* BEGIN Working data *

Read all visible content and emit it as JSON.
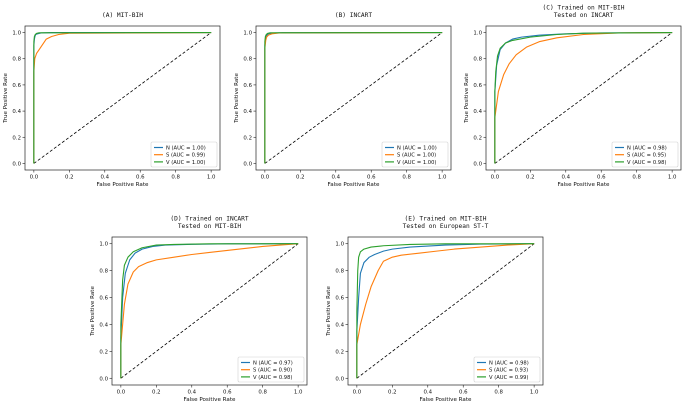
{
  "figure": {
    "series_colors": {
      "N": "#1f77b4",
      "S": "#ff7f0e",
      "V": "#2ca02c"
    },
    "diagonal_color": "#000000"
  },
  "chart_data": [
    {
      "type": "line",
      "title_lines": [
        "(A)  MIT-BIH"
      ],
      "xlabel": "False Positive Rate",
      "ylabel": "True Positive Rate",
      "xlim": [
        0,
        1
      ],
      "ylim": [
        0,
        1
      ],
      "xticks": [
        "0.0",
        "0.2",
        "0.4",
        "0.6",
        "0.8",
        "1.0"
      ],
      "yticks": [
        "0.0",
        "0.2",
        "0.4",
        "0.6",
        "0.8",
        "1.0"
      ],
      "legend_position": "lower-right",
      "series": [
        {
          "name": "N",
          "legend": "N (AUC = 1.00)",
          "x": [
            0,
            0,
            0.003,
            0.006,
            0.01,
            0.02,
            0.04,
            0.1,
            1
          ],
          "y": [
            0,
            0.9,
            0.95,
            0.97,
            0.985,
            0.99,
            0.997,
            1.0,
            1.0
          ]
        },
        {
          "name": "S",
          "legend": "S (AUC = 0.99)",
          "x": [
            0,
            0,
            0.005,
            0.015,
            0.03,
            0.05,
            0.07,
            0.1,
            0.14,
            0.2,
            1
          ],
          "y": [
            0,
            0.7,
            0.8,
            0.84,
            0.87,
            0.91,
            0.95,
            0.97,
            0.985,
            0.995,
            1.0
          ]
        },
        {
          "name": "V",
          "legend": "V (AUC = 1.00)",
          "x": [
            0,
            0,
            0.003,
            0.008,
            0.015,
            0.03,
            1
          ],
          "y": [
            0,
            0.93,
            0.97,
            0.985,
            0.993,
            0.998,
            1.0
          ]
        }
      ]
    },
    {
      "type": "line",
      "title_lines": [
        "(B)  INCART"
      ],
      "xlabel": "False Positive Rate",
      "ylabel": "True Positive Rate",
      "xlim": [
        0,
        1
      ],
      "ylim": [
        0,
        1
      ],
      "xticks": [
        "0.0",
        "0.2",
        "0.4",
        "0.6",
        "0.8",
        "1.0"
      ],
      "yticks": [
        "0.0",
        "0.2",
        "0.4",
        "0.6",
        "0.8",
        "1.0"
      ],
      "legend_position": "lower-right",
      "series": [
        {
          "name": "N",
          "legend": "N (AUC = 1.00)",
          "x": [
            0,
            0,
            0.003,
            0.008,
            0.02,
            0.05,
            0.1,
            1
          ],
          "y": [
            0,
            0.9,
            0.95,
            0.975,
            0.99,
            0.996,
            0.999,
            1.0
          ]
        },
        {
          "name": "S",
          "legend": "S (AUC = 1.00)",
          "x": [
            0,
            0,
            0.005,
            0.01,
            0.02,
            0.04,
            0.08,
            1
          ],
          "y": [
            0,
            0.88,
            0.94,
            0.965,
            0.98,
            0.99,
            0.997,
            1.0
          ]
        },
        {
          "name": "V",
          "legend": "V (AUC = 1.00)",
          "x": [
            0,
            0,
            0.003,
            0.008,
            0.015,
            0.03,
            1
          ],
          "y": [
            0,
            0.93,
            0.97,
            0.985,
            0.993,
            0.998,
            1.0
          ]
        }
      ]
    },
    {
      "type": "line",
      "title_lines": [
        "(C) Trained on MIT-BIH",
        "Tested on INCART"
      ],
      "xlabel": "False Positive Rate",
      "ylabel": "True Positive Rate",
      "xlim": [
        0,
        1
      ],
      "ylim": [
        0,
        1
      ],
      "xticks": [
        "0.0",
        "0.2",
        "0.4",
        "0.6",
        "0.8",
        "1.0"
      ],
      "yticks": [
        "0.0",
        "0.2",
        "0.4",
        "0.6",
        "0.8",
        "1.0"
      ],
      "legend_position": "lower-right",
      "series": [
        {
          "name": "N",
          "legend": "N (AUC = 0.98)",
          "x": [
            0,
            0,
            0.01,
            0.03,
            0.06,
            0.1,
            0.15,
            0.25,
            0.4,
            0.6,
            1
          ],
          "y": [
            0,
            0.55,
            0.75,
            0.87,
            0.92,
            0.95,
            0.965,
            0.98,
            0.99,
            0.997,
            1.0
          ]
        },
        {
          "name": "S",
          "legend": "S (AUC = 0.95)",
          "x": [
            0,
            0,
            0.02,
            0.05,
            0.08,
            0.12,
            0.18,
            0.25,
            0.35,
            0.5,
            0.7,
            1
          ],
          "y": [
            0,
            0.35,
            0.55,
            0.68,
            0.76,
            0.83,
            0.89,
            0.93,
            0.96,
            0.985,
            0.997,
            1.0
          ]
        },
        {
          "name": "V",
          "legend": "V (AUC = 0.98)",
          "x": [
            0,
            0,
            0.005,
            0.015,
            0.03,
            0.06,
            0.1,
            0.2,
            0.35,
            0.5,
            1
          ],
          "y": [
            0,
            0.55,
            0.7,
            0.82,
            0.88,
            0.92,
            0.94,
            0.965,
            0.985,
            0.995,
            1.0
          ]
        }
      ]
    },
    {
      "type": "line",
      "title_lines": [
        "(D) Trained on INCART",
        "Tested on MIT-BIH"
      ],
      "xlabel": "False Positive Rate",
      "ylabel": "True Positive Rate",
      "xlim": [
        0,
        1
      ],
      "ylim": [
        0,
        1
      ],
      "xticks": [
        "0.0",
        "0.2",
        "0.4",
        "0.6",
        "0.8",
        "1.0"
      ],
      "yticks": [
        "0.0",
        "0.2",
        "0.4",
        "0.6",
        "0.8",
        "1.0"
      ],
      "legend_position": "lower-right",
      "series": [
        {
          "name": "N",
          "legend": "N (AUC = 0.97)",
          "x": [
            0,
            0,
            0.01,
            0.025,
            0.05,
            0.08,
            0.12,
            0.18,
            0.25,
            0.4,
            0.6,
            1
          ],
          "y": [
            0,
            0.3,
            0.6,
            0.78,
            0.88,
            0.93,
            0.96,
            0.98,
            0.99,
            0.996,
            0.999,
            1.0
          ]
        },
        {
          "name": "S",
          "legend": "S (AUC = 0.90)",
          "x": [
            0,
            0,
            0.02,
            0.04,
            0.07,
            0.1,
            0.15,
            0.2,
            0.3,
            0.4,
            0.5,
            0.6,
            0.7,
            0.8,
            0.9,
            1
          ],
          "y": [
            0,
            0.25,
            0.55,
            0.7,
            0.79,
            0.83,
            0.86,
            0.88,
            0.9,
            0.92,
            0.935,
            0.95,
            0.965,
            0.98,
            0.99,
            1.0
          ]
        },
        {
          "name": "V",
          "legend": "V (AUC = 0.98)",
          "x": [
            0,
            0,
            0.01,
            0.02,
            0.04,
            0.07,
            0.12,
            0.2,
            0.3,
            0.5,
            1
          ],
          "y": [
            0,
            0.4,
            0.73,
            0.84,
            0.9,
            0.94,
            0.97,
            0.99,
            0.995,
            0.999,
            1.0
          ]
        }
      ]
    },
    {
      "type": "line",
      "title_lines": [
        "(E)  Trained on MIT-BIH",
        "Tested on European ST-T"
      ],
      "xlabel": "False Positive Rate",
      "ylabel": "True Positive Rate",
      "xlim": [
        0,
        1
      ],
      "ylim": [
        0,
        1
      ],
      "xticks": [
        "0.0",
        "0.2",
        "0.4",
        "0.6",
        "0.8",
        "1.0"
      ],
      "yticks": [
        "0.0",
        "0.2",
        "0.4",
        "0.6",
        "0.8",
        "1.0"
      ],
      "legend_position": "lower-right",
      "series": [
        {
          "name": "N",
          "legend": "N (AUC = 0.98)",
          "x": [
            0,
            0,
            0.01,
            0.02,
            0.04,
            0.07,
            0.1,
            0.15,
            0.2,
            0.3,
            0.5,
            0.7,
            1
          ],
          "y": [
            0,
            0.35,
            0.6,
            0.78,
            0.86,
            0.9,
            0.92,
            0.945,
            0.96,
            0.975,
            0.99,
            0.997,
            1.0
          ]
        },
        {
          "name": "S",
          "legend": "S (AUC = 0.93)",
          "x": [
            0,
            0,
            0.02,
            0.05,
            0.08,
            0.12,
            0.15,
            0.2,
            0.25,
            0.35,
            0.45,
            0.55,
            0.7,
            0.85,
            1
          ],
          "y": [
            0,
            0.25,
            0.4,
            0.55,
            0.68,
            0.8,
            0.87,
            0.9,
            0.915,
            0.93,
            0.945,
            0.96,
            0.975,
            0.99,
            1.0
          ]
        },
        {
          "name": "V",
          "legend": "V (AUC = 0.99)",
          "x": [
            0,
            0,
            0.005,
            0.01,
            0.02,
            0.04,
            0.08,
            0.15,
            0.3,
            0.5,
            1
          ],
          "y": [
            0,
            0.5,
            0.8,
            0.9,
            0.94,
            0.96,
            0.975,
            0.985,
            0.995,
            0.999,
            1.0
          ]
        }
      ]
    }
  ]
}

* END Working data *
* BEGIN Working data *

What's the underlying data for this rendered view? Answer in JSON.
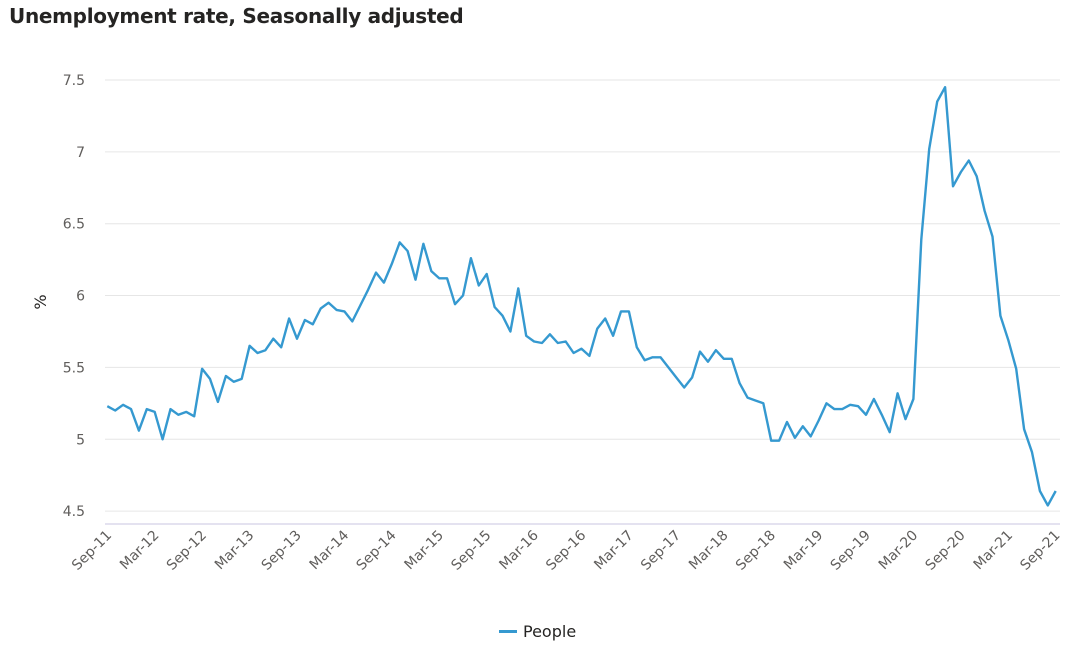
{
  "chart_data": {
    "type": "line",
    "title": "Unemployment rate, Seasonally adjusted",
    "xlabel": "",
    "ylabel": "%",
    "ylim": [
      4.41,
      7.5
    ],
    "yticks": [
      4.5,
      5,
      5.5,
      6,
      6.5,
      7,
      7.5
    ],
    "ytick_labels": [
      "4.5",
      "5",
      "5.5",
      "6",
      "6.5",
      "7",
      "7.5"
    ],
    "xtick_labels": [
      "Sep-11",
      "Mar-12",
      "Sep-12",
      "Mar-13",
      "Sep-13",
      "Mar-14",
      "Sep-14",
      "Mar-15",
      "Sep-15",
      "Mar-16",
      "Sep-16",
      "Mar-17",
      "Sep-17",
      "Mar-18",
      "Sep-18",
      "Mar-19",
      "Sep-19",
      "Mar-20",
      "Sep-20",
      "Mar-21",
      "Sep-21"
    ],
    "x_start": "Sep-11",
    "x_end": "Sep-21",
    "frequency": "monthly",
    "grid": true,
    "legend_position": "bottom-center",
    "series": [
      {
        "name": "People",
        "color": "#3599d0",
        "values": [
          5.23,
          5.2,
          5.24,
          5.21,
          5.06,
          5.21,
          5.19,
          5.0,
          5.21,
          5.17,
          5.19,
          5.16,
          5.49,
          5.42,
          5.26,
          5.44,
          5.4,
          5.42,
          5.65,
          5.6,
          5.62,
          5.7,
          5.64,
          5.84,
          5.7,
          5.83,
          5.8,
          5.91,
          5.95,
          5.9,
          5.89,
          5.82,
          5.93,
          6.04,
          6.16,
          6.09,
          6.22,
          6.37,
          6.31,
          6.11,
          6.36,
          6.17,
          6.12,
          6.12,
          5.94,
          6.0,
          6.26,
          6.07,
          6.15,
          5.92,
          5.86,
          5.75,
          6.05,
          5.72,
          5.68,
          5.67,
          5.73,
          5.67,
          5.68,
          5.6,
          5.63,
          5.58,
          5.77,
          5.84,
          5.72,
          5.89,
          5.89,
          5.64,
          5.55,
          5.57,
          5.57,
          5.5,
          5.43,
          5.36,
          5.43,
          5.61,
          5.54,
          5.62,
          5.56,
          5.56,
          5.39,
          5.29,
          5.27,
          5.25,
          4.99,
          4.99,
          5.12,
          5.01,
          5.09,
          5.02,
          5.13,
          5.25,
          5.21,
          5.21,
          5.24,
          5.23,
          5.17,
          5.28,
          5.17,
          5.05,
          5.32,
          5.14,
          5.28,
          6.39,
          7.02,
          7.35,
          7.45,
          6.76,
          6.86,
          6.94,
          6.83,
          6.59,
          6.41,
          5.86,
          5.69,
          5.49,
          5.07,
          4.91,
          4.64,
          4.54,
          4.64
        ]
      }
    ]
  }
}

* END Working data *

**Exercise directions:** Search the entries for the word "INCART" and gather every line where it appears.

**Full response:**
        "(B)  INCART"
        "Tested on INCART"
        "(D) Trained on INCART",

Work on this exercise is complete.